- Text extract:
We have found that $T_{{\rm e}}(\mbox{N {\sc ii}}) < T_{{\rm e}}(\mbox{O {\sc iii}})$ in NGC 2440 and NGC 6302, which are high excitation objects. For NGC 2438 and NGC 3132, which are low excitation objects, we verified that $T_{{\rm e}}(\mbox{N {\sc ii}}) \approx T_{{\rm e}}(\mbox{O {\sc iii}})$. In the case of NGC 7009, $T_{{\rm e}}(\mbox{N {\sc ii}}) > T_{{\rm e}}(\mbox{O {\sc iii}})$, with exception of two points.

Figures 5, 9, 13 and 23 show that $T_{{\rm e}}(\mbox{O {\sc iii}})$ is systematically higher than $T_{{\rm e}}(\rm Bal)$, although there are a few exceptions. On average, $T_{{\rm e}}(\mbox{O {\sc iii}})$ is about 20% higher than $T_{{\rm e}}(\rm Bal)$. As the nebular continuum emission is due to a recombination process, the $T_{{\rm e}}(\rm Bal)$ values are weighted towards lower temperature regions, whereas the fluxes of collisionally excited lines are preferentially weighted towards higher temperature regions, so these higher [O III] temperatures are expected.

5.3 Electron temperature versus density

We found two different kinds of relationship between electron temperature and surface brightness or electron density. For NGC 2440, NGC 6302, and NGC 7009 we have found a correlation between electron temperature and electron density or surface brightness, with the electron temperature increasing with the increase of the electron density or surface brightness. For NGC 3242 and NGC 1535 we have also found a correlation between [O III] electron temperature and [Ar IV] electron density, although this correspondence is rather subtle. On the other hand, we have found an opposite relation between electron temperature and electron density for NGC 2438 and NGC 3132, with the [O III] electron temperature increasing with the decrease of the [S II] electron density, although this fact is not so clear for NGC 2438 because the [S II] ratios are close to the low density limit and this behaviour is somewhat masked. For the remaining objects NGC 6563, NGC 6781, and NGC 6853 it was not possible to detect any relationship between electron temperature and surface brightness. These objects present irregular surface brightness and the electron temperature and density profiles are fairly homogeneous. Figure 29 plots the $T_{{\rm e}}(\mbox{O {\sc iii}})$ versus $N_{{\rm e}}(\mbox{S {\sc ii}})$ for NGC 2440 and NGC 6302.

- Data lines:
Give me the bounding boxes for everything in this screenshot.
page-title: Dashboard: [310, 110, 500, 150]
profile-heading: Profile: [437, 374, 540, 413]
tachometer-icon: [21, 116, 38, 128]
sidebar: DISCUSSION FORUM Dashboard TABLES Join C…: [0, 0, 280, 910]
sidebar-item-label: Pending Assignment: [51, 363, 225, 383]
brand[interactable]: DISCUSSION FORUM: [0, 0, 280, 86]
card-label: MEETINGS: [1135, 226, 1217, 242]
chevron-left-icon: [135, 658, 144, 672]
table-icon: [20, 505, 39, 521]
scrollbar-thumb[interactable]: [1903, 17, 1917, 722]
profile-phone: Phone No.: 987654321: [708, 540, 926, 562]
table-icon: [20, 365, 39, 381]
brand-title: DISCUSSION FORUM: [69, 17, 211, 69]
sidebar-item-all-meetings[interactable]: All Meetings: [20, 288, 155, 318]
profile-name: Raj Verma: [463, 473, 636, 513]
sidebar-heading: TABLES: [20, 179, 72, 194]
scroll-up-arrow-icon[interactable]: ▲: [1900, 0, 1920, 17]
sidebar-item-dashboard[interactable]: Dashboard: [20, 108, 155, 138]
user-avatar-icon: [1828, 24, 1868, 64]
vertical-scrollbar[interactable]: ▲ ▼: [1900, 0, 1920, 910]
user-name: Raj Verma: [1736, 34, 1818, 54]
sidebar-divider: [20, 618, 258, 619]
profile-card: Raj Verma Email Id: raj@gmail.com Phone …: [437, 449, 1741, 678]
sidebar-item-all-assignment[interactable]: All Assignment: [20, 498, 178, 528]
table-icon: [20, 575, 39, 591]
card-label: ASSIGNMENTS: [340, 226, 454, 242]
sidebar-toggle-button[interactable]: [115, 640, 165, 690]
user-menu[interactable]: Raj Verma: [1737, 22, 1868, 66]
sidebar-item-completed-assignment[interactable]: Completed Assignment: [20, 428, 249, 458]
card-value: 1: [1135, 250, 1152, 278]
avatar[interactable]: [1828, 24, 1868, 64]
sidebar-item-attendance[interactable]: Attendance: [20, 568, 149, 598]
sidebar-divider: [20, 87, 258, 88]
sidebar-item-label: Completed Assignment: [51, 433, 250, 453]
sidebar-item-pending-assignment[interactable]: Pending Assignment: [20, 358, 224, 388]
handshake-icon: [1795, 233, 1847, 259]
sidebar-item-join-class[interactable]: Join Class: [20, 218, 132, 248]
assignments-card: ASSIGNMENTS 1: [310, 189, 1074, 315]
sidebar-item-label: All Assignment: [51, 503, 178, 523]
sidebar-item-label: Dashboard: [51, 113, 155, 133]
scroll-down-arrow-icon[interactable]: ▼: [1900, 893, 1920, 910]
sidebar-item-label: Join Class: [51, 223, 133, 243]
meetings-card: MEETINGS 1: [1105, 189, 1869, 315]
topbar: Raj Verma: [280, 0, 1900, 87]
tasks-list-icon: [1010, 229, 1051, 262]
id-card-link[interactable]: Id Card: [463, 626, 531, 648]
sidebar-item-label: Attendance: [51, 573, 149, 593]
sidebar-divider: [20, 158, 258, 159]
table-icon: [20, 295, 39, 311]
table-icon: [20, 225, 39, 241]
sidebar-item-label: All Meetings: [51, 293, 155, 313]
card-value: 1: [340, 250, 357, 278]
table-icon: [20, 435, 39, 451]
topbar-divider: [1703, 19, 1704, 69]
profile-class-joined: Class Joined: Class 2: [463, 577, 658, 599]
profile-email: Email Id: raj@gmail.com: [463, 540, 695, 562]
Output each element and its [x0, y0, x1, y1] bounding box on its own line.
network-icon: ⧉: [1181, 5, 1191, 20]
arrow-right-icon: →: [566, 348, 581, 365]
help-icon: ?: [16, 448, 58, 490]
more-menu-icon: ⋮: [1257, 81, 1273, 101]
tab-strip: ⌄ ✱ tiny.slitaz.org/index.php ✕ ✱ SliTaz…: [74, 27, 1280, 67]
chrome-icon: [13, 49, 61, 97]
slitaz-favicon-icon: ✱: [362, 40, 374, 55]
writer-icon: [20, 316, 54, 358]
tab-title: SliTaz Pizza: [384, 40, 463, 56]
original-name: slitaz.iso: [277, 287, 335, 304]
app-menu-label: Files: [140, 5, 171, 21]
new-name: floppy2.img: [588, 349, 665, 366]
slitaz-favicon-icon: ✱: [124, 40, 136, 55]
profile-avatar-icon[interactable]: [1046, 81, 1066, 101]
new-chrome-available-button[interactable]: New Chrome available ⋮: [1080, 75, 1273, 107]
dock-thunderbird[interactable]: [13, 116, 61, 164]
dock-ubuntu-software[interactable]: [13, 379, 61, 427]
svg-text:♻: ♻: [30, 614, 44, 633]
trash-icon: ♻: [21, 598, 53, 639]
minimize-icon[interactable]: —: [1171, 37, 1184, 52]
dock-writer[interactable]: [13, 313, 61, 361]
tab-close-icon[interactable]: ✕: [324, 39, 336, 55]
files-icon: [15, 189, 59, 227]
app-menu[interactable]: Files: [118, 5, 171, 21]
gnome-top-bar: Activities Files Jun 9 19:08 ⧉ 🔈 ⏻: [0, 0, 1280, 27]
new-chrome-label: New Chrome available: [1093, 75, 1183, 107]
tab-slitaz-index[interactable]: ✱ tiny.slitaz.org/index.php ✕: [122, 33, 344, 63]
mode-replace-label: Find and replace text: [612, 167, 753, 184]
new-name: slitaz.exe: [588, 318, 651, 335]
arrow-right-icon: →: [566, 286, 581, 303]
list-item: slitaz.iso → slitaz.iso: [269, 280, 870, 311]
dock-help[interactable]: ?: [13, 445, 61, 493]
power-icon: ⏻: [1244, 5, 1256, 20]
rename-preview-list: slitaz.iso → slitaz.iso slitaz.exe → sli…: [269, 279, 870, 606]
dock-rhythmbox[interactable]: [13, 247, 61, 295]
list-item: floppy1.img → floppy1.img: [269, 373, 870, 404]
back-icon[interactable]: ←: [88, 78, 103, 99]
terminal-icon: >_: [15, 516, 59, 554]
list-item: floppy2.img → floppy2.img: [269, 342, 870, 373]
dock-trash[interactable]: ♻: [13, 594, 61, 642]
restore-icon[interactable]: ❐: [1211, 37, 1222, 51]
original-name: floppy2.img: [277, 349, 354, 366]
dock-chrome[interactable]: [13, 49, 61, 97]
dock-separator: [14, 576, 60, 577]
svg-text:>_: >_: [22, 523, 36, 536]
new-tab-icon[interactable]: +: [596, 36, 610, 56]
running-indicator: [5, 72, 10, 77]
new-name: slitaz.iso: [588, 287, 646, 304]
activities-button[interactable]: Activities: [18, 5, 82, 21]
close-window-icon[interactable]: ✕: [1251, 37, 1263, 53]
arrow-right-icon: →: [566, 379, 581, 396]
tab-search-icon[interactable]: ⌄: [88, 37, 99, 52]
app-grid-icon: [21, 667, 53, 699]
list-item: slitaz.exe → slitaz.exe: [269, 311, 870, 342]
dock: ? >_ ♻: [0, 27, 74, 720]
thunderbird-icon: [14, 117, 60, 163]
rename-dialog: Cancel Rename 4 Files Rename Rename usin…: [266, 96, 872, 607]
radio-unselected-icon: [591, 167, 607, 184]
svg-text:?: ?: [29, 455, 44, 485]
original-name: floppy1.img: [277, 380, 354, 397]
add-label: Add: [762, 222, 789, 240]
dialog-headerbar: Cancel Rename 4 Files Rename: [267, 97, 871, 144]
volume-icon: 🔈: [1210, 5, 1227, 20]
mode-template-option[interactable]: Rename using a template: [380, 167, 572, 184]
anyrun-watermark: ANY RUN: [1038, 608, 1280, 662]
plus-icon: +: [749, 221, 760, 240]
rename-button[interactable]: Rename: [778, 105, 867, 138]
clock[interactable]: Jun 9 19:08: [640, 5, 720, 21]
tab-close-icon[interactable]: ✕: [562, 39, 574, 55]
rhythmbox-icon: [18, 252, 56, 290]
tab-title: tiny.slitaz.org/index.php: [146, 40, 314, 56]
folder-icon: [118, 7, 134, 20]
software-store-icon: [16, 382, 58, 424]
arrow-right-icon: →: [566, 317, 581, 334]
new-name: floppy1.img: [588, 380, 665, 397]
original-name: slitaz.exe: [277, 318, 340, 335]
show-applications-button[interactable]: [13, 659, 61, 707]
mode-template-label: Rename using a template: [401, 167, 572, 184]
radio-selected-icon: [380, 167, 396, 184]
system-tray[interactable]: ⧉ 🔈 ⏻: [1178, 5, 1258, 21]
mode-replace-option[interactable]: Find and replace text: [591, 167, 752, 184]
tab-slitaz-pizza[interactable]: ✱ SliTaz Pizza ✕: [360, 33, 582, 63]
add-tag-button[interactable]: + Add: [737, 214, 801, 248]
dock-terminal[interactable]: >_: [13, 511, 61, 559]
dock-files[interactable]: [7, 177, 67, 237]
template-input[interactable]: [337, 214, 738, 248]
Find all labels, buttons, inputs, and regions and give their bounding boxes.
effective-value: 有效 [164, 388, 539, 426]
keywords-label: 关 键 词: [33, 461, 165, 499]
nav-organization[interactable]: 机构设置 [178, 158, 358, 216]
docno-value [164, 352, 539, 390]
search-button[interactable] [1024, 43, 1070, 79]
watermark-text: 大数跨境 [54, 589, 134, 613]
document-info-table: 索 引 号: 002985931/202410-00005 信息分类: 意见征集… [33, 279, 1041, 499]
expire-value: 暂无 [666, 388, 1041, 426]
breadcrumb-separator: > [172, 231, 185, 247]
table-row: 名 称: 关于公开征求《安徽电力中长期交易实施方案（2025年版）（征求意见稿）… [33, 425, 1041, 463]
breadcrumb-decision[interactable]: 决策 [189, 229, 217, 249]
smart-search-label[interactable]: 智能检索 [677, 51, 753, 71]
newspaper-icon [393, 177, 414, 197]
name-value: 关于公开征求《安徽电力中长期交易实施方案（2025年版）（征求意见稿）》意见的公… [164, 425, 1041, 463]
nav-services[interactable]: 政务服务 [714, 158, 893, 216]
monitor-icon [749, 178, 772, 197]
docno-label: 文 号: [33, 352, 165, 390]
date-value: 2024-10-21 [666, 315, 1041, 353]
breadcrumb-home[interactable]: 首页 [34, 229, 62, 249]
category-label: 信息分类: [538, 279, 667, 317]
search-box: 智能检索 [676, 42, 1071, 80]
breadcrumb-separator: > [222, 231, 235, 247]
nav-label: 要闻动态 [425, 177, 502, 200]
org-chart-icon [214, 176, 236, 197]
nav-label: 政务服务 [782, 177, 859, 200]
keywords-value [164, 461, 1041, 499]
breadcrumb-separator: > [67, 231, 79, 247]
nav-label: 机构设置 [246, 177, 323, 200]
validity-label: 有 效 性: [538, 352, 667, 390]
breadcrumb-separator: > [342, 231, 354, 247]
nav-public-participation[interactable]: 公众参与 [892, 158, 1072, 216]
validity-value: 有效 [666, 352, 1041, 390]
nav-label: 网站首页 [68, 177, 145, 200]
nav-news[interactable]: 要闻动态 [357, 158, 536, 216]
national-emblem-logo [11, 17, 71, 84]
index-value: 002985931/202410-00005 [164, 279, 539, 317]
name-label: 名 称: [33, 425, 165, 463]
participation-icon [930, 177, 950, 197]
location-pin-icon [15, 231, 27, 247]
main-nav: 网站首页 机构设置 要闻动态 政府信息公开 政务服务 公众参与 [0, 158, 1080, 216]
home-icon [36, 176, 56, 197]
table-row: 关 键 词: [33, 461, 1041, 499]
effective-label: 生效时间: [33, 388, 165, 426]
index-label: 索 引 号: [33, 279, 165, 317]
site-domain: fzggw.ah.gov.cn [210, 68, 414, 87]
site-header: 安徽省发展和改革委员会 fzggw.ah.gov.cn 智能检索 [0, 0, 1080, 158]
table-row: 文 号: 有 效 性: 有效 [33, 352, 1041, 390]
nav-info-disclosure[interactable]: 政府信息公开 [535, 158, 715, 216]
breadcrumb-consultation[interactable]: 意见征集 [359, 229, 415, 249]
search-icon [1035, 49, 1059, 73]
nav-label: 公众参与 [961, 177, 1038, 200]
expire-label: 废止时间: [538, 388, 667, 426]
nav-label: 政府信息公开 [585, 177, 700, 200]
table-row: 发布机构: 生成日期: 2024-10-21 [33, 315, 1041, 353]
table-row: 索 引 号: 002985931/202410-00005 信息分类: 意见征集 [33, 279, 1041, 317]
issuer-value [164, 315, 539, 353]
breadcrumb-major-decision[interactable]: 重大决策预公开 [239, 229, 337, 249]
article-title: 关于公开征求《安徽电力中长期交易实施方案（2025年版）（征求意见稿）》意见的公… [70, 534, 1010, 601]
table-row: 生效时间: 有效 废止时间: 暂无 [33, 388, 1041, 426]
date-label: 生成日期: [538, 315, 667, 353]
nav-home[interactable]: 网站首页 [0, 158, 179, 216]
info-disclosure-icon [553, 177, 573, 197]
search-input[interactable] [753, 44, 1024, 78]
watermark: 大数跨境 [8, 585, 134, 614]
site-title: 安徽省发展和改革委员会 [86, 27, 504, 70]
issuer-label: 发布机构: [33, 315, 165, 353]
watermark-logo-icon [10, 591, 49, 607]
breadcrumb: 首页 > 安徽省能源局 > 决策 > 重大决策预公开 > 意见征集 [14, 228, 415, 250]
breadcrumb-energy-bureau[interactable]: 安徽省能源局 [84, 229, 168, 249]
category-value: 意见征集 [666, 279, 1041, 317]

- Request 1:
List every figure number that the nebular temperature text cites.
- Request 2:
According to the nebular temperature text, by about what percentage does the [O III] electron temperature exceed the Balmer temperature on average?
- Request 3:
Extend the nebular temperature text, picking up right after its final sentence.
The records have no connection to the nebular temperature text.

- Final result 1:
5, 9, 13, 23, 29

- Final result 2:
About 20%.

- Final result 3:
The correlation and anti-correlation between temperature and density found in our sample of objects seem to be associated with the structure of the nebula. NGC 2438 and NGC 3132, in which we have found the anti-correlation between temperature and density, are classical example of ring shaped nebulae. So, as a cavity is present in the central region of these nebulae higher densities are expected in the bright ring and lower densities in the central region of the nebula. An anti-correlation between [O III] temperature and density has also been found for the planetary nebula NGC 6720 (Guerrero et al. 1997; Garnett & Dinerstein 2001), which is also a ring shaped nebula. On the other hand, NGC 2440, NGC 3242, NGC 6302, and NGC 7009, in which a correlation between temperature and density is present, are bipolar planetary nebulae that are denser in the central regions.

In most of objects (NGC 1535, NGC 2438, NGC 2440, NGC 3132, NGC 3242, and NGC 6302) we have found high temperatures at the outskirts of the nebula, where low surface brightnesses and densities are present. All these facts indicate that the density structure may play an important role in the production of temperature fluctuations.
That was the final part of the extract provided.